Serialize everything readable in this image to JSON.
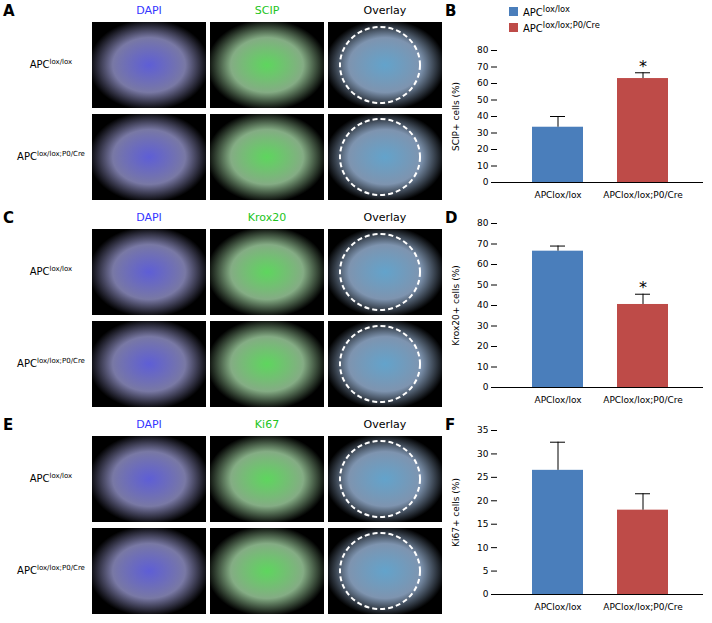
{
  "image_panels": [
    {
      "panel": "A",
      "columns": [
        {
          "label": "DAPI",
          "color": "#3535ff"
        },
        {
          "label": "SCIP",
          "color": "#22c422"
        },
        {
          "label": "Overlay",
          "color": "#000000"
        }
      ],
      "rows": [
        "APClox/lox",
        "APClox/lox;P0/Cre"
      ]
    },
    {
      "panel": "C",
      "columns": [
        {
          "label": "DAPI",
          "color": "#3535ff"
        },
        {
          "label": "Krox20",
          "color": "#22c422"
        },
        {
          "label": "Overlay",
          "color": "#000000"
        }
      ],
      "rows": [
        "APClox/lox",
        "APClox/lox;P0/Cre"
      ]
    },
    {
      "panel": "E",
      "columns": [
        {
          "label": "DAPI",
          "color": "#3535ff"
        },
        {
          "label": "Ki67",
          "color": "#22c422"
        },
        {
          "label": "Overlay",
          "color": "#000000"
        }
      ],
      "rows": [
        "APClox/lox",
        "APClox/lox;P0/Cre"
      ]
    }
  ],
  "chart_data": [
    {
      "panel": "B",
      "type": "bar",
      "ylabel": "SCIP+ cells (%)",
      "categories": [
        "APClox/lox",
        "APClox/lox;P0/Cre"
      ],
      "values": [
        33.5,
        63
      ],
      "errors": [
        6.5,
        3.5
      ],
      "colors": [
        "#4a7ebb",
        "#be4b48"
      ],
      "ylim": [
        0,
        80
      ],
      "yticks": [
        0,
        10,
        20,
        30,
        40,
        50,
        60,
        70,
        80
      ],
      "legend": "top",
      "annotations": [
        {
          "category": "APClox/lox;P0/Cre",
          "text": "*"
        }
      ]
    },
    {
      "panel": "D",
      "type": "bar",
      "ylabel": "Krox20+ cells (%)",
      "categories": [
        "APClox/lox",
        "APClox/lox;P0/Cre"
      ],
      "values": [
        66.5,
        40.5
      ],
      "errors": [
        2.5,
        5
      ],
      "colors": [
        "#4a7ebb",
        "#be4b48"
      ],
      "ylim": [
        0,
        80
      ],
      "yticks": [
        0,
        10,
        20,
        30,
        40,
        50,
        60,
        70,
        80
      ],
      "annotations": [
        {
          "category": "APClox/lox;P0/Cre",
          "text": "*"
        }
      ]
    },
    {
      "panel": "F",
      "type": "bar",
      "ylabel": "Ki67+ cells (%)",
      "categories": [
        "APClox/lox",
        "APClox/lox;P0/Cre"
      ],
      "values": [
        26.5,
        18
      ],
      "errors": [
        6,
        3.5
      ],
      "colors": [
        "#4a7ebb",
        "#be4b48"
      ],
      "ylim": [
        0,
        35
      ],
      "yticks": [
        0,
        5,
        10,
        15,
        20,
        25,
        30,
        35
      ]
    }
  ]
}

* * * *

**TASK DETAILS**. Looking at the data above, give the number of lines that include "cells"; add nothing else.

**RESPONSE TO THE EXERCISE**. 3